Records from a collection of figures
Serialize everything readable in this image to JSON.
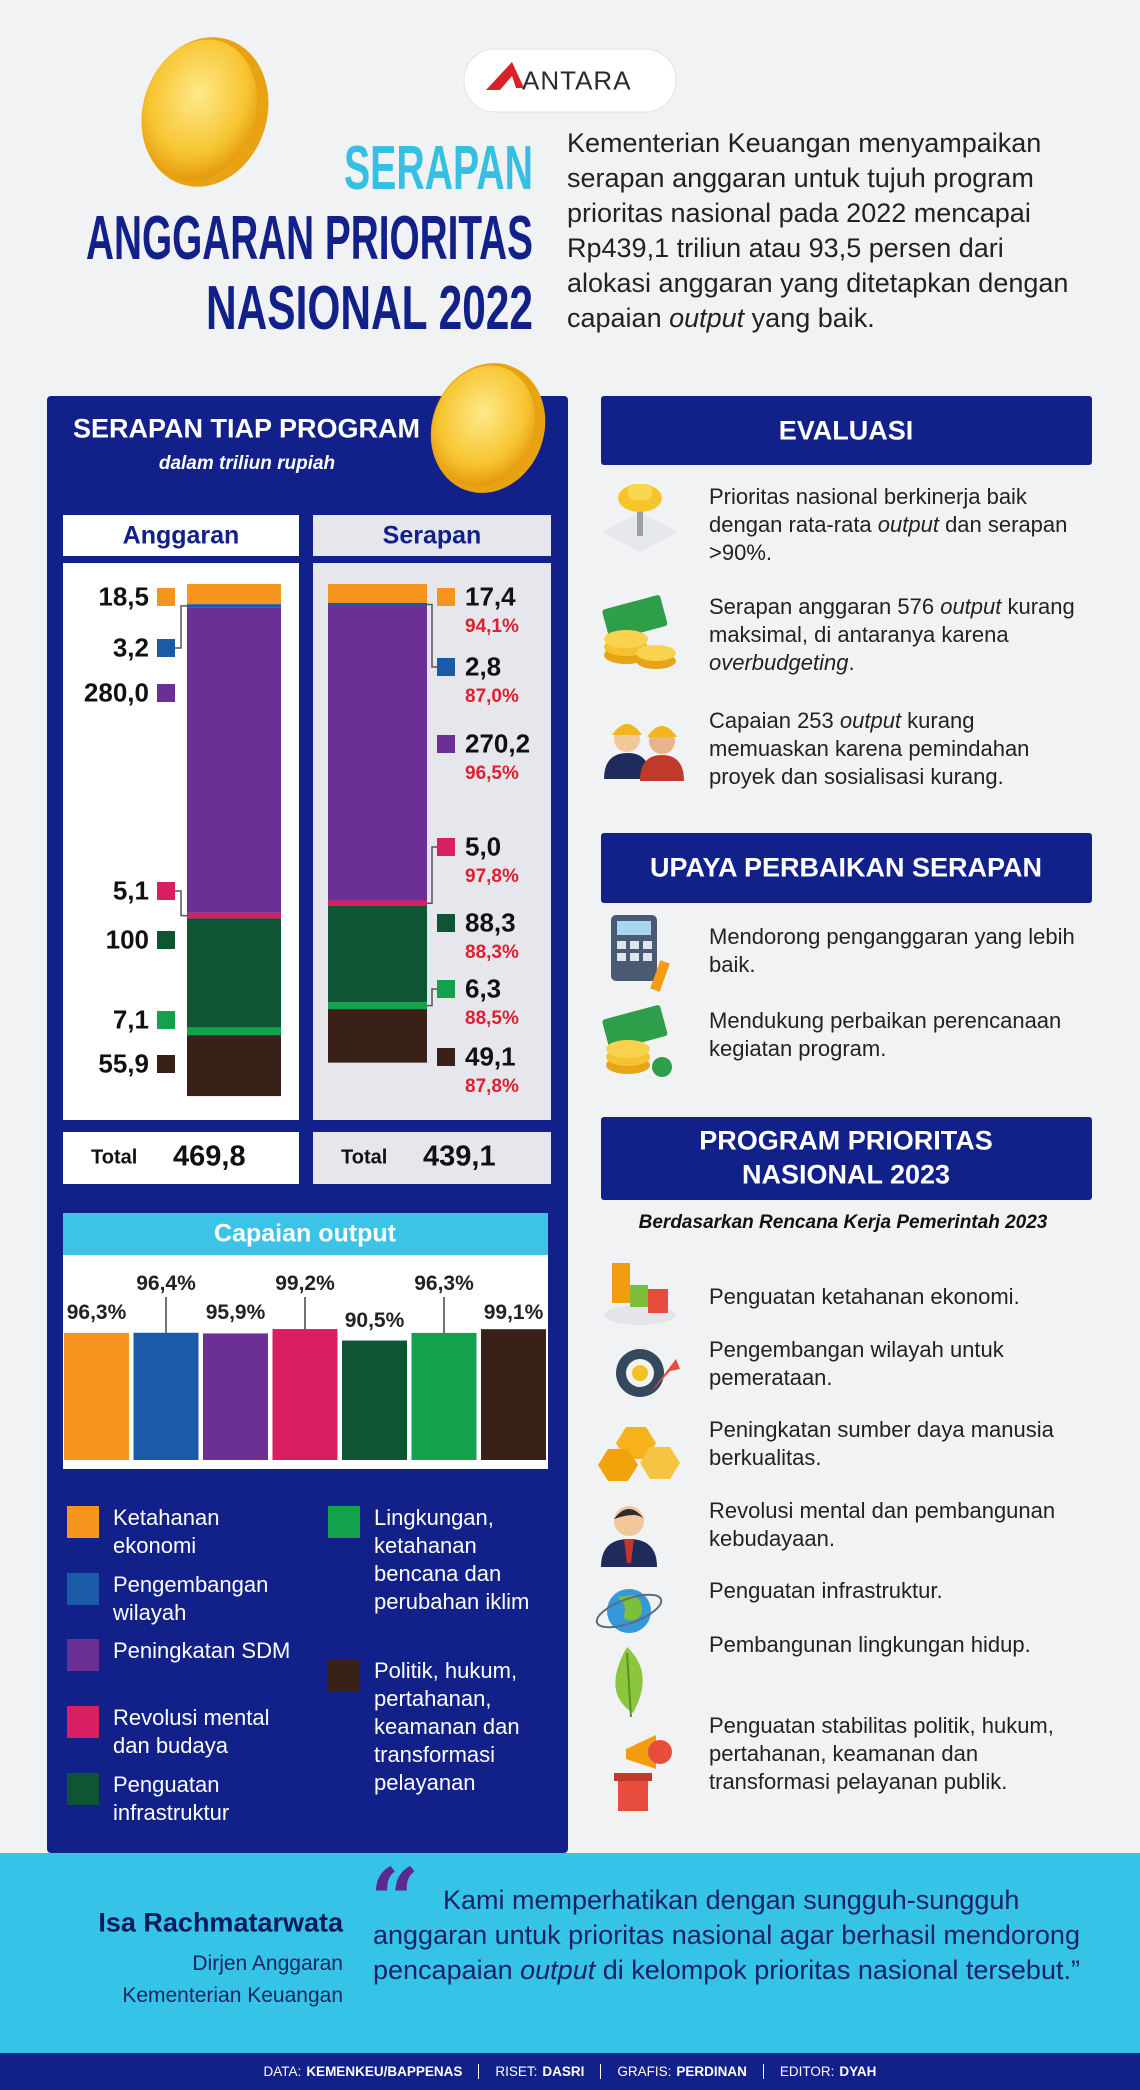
{
  "header": {
    "logo": "ANTARA",
    "title": [
      "SERAPAN",
      "ANGGARAN PRIORITAS",
      "NASIONAL 2022"
    ],
    "intro": [
      "Kementerian Keuangan menyampaikan serapan anggaran untuk tujuh program prioritas nasional pada 2022 mencapai Rp439,1 triliun atau 93,5 persen dari alokasi anggaran yang ditetapkan dengan capaian ",
      "output",
      " yang baik."
    ]
  },
  "programs": [
    {
      "name": "Ketahanan ekonomi",
      "color": "#f7941d"
    },
    {
      "name": "Pengembangan wilayah",
      "color": "#1b5aa6"
    },
    {
      "name": "Peningkatan SDM",
      "color": "#6b2f95"
    },
    {
      "name": "Revolusi mental dan budaya",
      "color": "#d81f62"
    },
    {
      "name": "Penguatan infrastruktur",
      "color": "#0d5533"
    },
    {
      "name": "Lingkungan, ketahanan bencana dan perubahan iklim",
      "color": "#12a24c"
    },
    {
      "name": "Politik, hukum, pertahanan, keamanan dan transformasi pelayanan",
      "color": "#3a2117"
    }
  ],
  "absorption": {
    "title": "SERAPAN TIAP PROGRAM",
    "subtitle": "dalam triliun rupiah",
    "budget": {
      "header": "Anggaran",
      "values": [
        18.5,
        3.2,
        280.0,
        5.1,
        100,
        7.1,
        55.9
      ],
      "value_labels": [
        "18,5",
        "3,2",
        "280,0",
        "5,1",
        "100",
        "7,1",
        "55,9"
      ],
      "total": {
        "label": "Total",
        "value": 469.8,
        "value_label": "469,8"
      }
    },
    "realized": {
      "header": "Serapan",
      "values": [
        17.4,
        2.8,
        270.2,
        5.0,
        88.3,
        6.3,
        49.1
      ],
      "value_labels": [
        "17,4",
        "2,8",
        "270,2",
        "5,0",
        "88,3",
        "6,3",
        "49,1"
      ],
      "percents": [
        94.1,
        87.0,
        96.5,
        97.8,
        88.3,
        88.5,
        87.8
      ],
      "percent_labels": [
        "94,1%",
        "87,0%",
        "96,5%",
        "97,8%",
        "88,3%",
        "88,5%",
        "87,8%"
      ],
      "total": {
        "label": "Total",
        "value": 439.1,
        "value_label": "439,1"
      }
    }
  },
  "output": {
    "title": "Capaian output",
    "values": [
      96.3,
      96.4,
      95.9,
      99.2,
      90.5,
      96.3,
      99.1
    ],
    "value_labels": [
      "96,3%",
      "96,4%",
      "95,9%",
      "99,2%",
      "90,5%",
      "96,3%",
      "99,1%"
    ]
  },
  "evaluation": {
    "title": "EVALUASI",
    "items": [
      [
        "Prioritas nasional berkinerja baik dengan rata-rata ",
        "output",
        " dan serapan >90%."
      ],
      [
        "Serapan anggaran 576 ",
        "output",
        " kurang maksimal, di antaranya karena ",
        "overbudgeting",
        "."
      ],
      [
        "Capaian 253 ",
        "output",
        " kurang memuaskan karena pemindahan proyek dan sosialisasi kurang."
      ]
    ]
  },
  "improvement": {
    "title": "UPAYA PERBAIKAN SERAPAN",
    "items": [
      "Mendorong penganggaran yang lebih baik.",
      "Mendukung perbaikan perencanaan kegiatan program."
    ]
  },
  "priorities_2023": {
    "title": [
      "PROGRAM PRIORITAS",
      "NASIONAL 2023"
    ],
    "subtitle": "Berdasarkan Rencana Kerja Pemerintah 2023",
    "items": [
      "Penguatan ketahanan ekonomi.",
      "Pengembangan wilayah untuk pemerataan.",
      "Peningkatan sumber daya manusia berkualitas.",
      "Revolusi mental dan pembangunan kebudayaan.",
      "Penguatan infrastruktur.",
      "Pembangunan lingkungan hidup.",
      "Penguatan stabilitas politik, hukum, pertahanan, keamanan dan transformasi pelayanan publik."
    ]
  },
  "quote": {
    "name": "Isa Rachmatarwata",
    "role": [
      "Dirjen Anggaran",
      "Kementerian Keuangan"
    ],
    "mark": "“",
    "text": [
      "Kami memperhatikan dengan sungguh-sungguh anggaran untuk prioritas nasional agar berhasil mendorong pencapaian ",
      "output",
      " di kelompok prioritas nasional tersebut.”"
    ]
  },
  "credits": [
    {
      "label": "DATA:",
      "value": "KEMENKEU/BAPPENAS"
    },
    {
      "label": "RISET:",
      "value": "DASRI"
    },
    {
      "label": "GRAFIS:",
      "value": "PERDINAN"
    },
    {
      "label": "EDITOR:",
      "value": "DYAH"
    }
  ]
}
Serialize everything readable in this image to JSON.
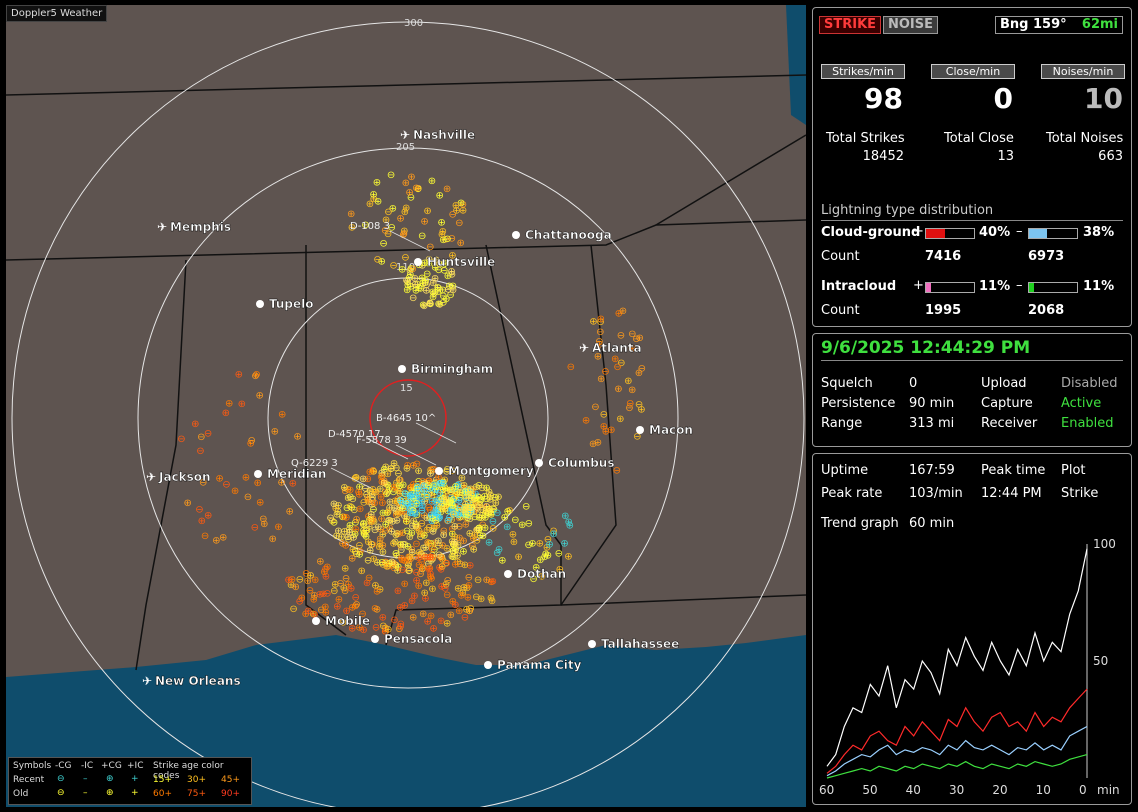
{
  "app": {
    "brand": "Doppler5 Weather"
  },
  "map": {
    "range_labels": [
      "300",
      "205",
      "110",
      "15"
    ],
    "cities": [
      {
        "name": "Nashville",
        "airport": true
      },
      {
        "name": "Memphis",
        "airport": true
      },
      {
        "name": "Chattanooga",
        "airport": false
      },
      {
        "name": "Huntsville",
        "airport": false
      },
      {
        "name": "Tupelo",
        "airport": false
      },
      {
        "name": "Atlanta",
        "airport": true
      },
      {
        "name": "Birmingham",
        "airport": false
      },
      {
        "name": "Macon",
        "airport": false
      },
      {
        "name": "Jackson",
        "airport": true
      },
      {
        "name": "Meridian",
        "airport": false
      },
      {
        "name": "Montgomery",
        "airport": false
      },
      {
        "name": "Columbus",
        "airport": false
      },
      {
        "name": "Dothan",
        "airport": false
      },
      {
        "name": "Mobile",
        "airport": false
      },
      {
        "name": "Pensacola",
        "airport": false
      },
      {
        "name": "Tallahassee",
        "airport": false
      },
      {
        "name": "Panama City",
        "airport": false
      },
      {
        "name": "New Orleans",
        "airport": true
      }
    ],
    "cell_tags": [
      "D-108 3",
      "B-4645 10^",
      "D-4570 17",
      "F-5878 39",
      "Q-6229 3"
    ]
  },
  "legend": {
    "symbols_label": "Symbols",
    "headers": [
      "-CG",
      "-IC",
      "+CG",
      "+IC"
    ],
    "age_title": "Strike age color codes",
    "recent_label": "Recent",
    "old_label": "Old",
    "ages_recent": [
      "15+",
      "30+",
      "45+"
    ],
    "ages_old": [
      "60+",
      "75+",
      "90+"
    ],
    "age_colors": [
      "#ffff33",
      "#ffc020",
      "#ff9a1a",
      "#ff7a00",
      "#ff5a10",
      "#ff3a20"
    ]
  },
  "top": {
    "strike_btn": "STRIKE",
    "noise_btn": "NOISE",
    "bearing": "Bng 159°",
    "bearing_dist": "62mi",
    "strikes_min_label": "Strikes/min",
    "close_min_label": "Close/min",
    "noises_min_label": "Noises/min",
    "strikes_min": "98",
    "close_min": "0",
    "noises_min": "10",
    "total_strikes_label": "Total Strikes",
    "total_close_label": "Total Close",
    "total_noises_label": "Total Noises",
    "total_strikes": "18452",
    "total_close": "13",
    "total_noises": "663",
    "dist_title": "Lightning type distribution",
    "cg_label": "Cloud-ground",
    "cg_pos_pct": "40%",
    "cg_neg_pct": "38%",
    "cg_pos_frac": 0.4,
    "cg_neg_frac": 0.38,
    "count_label": "Count",
    "cg_pos_count": "7416",
    "cg_neg_count": "6973",
    "ic_label": "Intracloud",
    "ic_pos_pct": "11%",
    "ic_neg_pct": "11%",
    "ic_pos_frac": 0.11,
    "ic_neg_frac": 0.11,
    "ic_pos_count": "1995",
    "ic_neg_count": "2068",
    "plus": "+",
    "minus": "–"
  },
  "status": {
    "datetime": "9/6/2025 12:44:29 PM",
    "squelch_label": "Squelch",
    "squelch": "0",
    "persistence_label": "Persistence",
    "persistence": "90 min",
    "range_label": "Range",
    "range": "313 mi",
    "upload_label": "Upload",
    "upload": "Disabled",
    "capture_label": "Capture",
    "capture": "Active",
    "receiver_label": "Receiver",
    "receiver": "Enabled"
  },
  "trend": {
    "uptime_label": "Uptime",
    "uptime": "167:59",
    "peak_time_label": "Peak time",
    "peak_time": "12:44 PM",
    "plot_label": "Plot",
    "plot": "Strike",
    "peak_rate_label": "Peak rate",
    "peak_rate": "103/min",
    "trend_graph_label": "Trend graph",
    "trend_graph": "60 min",
    "y_labels": [
      "100",
      "50"
    ],
    "x_labels": [
      "60",
      "50",
      "40",
      "30",
      "20",
      "10",
      "0"
    ],
    "x_unit": "min"
  },
  "chart_data": {
    "type": "line",
    "x": [
      60,
      58,
      56,
      54,
      52,
      50,
      48,
      46,
      44,
      42,
      40,
      38,
      36,
      34,
      32,
      30,
      28,
      26,
      24,
      22,
      20,
      18,
      16,
      14,
      12,
      10,
      8,
      6,
      4,
      2,
      0
    ],
    "ylim": [
      0,
      100
    ],
    "series": [
      {
        "color": "#ffffff",
        "values": [
          5,
          10,
          22,
          30,
          28,
          40,
          35,
          48,
          30,
          42,
          38,
          50,
          45,
          36,
          55,
          48,
          60,
          52,
          46,
          58,
          50,
          44,
          55,
          48,
          62,
          50,
          58,
          54,
          70,
          80,
          98
        ]
      },
      {
        "color": "#ff2a2a",
        "values": [
          2,
          5,
          10,
          14,
          12,
          18,
          20,
          16,
          14,
          22,
          18,
          24,
          20,
          16,
          25,
          22,
          30,
          24,
          20,
          26,
          28,
          22,
          24,
          20,
          28,
          22,
          26,
          24,
          30,
          34,
          38
        ]
      },
      {
        "color": "#9ad0ff",
        "values": [
          1,
          3,
          6,
          8,
          10,
          9,
          12,
          14,
          10,
          12,
          11,
          13,
          12,
          10,
          14,
          12,
          16,
          13,
          12,
          14,
          12,
          10,
          13,
          12,
          15,
          12,
          14,
          12,
          18,
          20,
          22
        ]
      },
      {
        "color": "#3fe03f",
        "values": [
          0,
          1,
          2,
          3,
          4,
          3,
          5,
          4,
          3,
          5,
          4,
          6,
          5,
          4,
          6,
          5,
          7,
          5,
          4,
          6,
          5,
          4,
          6,
          5,
          7,
          6,
          5,
          6,
          8,
          9,
          10
        ]
      }
    ]
  }
}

▸ TASK OBJECTIVE: Look through the data and gather every line with the string "subtitle" in it.

▸ TASK RESPONSE:
    "subtitle": "dalam triliun rupiah",
    "subtitle": "Berdasarkan Rencana Kerja Pemerintah 2023",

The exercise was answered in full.